Search the records for the word "matches" and report each line that has it.

(Entries taken from a collection)
..........

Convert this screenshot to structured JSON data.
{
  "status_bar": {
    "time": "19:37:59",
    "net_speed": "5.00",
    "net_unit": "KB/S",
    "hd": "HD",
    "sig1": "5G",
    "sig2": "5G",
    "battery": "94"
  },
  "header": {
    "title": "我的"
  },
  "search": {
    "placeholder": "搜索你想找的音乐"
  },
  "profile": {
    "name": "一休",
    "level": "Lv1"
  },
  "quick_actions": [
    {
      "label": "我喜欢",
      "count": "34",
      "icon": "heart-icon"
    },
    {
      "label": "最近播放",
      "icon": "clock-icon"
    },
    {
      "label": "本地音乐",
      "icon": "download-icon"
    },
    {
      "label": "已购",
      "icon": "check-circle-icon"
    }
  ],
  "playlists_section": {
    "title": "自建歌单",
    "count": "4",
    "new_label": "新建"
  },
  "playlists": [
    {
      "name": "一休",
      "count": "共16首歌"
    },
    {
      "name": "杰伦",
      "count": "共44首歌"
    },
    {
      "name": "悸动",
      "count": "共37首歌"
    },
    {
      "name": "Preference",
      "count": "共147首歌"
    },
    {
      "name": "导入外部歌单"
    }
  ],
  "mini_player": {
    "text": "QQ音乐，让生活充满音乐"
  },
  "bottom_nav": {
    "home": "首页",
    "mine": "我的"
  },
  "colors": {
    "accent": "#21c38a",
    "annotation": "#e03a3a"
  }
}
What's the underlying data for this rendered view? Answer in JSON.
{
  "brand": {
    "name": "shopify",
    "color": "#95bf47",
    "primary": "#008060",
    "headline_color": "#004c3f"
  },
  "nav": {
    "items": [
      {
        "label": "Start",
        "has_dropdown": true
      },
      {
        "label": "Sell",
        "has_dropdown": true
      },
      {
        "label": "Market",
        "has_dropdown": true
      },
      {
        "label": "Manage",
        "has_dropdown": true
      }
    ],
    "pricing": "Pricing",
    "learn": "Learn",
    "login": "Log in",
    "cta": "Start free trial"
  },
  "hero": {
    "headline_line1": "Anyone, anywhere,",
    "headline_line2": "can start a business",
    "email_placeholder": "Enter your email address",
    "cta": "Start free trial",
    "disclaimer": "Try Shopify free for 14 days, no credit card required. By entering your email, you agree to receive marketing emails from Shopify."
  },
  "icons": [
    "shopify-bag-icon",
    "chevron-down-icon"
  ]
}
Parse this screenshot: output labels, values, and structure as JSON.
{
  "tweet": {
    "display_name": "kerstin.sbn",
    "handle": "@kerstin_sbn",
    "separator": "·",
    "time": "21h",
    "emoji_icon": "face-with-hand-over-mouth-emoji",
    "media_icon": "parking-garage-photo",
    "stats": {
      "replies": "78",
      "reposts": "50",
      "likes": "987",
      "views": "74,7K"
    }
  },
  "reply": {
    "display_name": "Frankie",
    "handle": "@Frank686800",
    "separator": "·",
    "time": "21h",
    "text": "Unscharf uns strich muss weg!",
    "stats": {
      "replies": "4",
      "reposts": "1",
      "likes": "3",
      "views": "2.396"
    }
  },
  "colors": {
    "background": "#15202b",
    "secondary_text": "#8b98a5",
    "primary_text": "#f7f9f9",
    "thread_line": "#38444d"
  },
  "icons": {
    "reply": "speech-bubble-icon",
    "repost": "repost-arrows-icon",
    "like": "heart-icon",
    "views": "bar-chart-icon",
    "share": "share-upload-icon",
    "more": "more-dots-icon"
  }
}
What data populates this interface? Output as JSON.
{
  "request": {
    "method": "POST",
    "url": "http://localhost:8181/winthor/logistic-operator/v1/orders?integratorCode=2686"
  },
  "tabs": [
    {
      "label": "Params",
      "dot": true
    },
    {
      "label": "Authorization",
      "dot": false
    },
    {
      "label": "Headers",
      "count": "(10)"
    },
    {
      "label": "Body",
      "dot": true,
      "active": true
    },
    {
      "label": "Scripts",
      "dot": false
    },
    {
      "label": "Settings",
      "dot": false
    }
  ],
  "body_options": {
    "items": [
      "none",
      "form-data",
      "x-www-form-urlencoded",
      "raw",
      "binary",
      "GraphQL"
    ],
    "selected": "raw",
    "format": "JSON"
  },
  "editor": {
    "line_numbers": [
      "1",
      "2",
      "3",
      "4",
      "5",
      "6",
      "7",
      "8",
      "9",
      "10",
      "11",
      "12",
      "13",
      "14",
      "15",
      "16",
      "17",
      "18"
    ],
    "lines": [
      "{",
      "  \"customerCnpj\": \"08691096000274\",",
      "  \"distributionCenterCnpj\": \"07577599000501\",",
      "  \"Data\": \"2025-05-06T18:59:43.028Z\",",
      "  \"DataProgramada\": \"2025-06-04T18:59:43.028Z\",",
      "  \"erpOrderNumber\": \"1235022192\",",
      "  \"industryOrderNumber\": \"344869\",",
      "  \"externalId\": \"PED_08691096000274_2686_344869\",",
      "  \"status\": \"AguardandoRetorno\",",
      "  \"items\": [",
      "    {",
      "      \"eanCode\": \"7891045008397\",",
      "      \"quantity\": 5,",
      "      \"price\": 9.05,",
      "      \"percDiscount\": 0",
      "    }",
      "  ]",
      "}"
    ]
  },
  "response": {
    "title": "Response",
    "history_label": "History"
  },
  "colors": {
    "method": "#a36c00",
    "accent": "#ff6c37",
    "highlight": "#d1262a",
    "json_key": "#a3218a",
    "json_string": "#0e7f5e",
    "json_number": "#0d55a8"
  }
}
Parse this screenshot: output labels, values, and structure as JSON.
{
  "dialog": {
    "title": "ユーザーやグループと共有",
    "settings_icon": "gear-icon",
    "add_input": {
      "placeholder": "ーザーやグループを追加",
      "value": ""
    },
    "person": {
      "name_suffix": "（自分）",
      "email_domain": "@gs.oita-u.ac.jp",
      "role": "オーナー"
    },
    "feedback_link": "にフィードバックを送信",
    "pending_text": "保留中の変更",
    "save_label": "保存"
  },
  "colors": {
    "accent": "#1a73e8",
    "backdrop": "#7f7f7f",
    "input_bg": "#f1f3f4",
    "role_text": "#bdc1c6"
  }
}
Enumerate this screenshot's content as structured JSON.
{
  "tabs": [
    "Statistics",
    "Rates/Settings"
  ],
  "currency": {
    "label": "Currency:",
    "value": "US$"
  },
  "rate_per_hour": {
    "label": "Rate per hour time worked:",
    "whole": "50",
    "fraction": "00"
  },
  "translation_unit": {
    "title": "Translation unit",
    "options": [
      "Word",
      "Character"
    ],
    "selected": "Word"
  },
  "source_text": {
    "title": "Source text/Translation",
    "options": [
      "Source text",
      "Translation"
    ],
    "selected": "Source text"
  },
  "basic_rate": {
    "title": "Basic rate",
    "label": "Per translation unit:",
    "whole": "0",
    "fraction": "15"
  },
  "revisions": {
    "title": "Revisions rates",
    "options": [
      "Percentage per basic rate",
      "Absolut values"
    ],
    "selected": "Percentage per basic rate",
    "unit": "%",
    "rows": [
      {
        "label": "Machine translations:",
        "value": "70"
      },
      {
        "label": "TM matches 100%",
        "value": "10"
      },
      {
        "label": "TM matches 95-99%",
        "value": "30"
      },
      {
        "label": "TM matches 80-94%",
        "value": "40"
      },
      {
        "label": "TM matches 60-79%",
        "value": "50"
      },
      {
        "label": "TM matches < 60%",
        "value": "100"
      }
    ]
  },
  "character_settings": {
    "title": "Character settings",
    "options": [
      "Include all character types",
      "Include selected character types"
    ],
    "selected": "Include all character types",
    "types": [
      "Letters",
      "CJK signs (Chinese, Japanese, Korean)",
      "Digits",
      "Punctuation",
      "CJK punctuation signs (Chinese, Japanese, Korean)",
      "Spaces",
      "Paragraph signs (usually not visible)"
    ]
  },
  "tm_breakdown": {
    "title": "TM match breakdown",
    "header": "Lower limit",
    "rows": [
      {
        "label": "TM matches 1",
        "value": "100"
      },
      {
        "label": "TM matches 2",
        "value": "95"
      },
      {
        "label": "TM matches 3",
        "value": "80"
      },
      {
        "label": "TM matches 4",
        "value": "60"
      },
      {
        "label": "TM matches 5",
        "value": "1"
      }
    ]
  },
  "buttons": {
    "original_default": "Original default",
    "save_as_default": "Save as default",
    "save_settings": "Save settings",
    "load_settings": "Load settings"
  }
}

..........

=== Result of the exercise ===
        "label": "TM matches 100%",
        "label": "TM matches 95-99%",
        "label": "TM matches 80-94%",
        "label": "TM matches 60-79%",
        "label": "TM matches < 60%",
        "label": "TM matches 1",
        "label": "TM matches 2",
        "label": "TM matches 3",
        "label": "TM matches 4",
        "label": "TM matches 5",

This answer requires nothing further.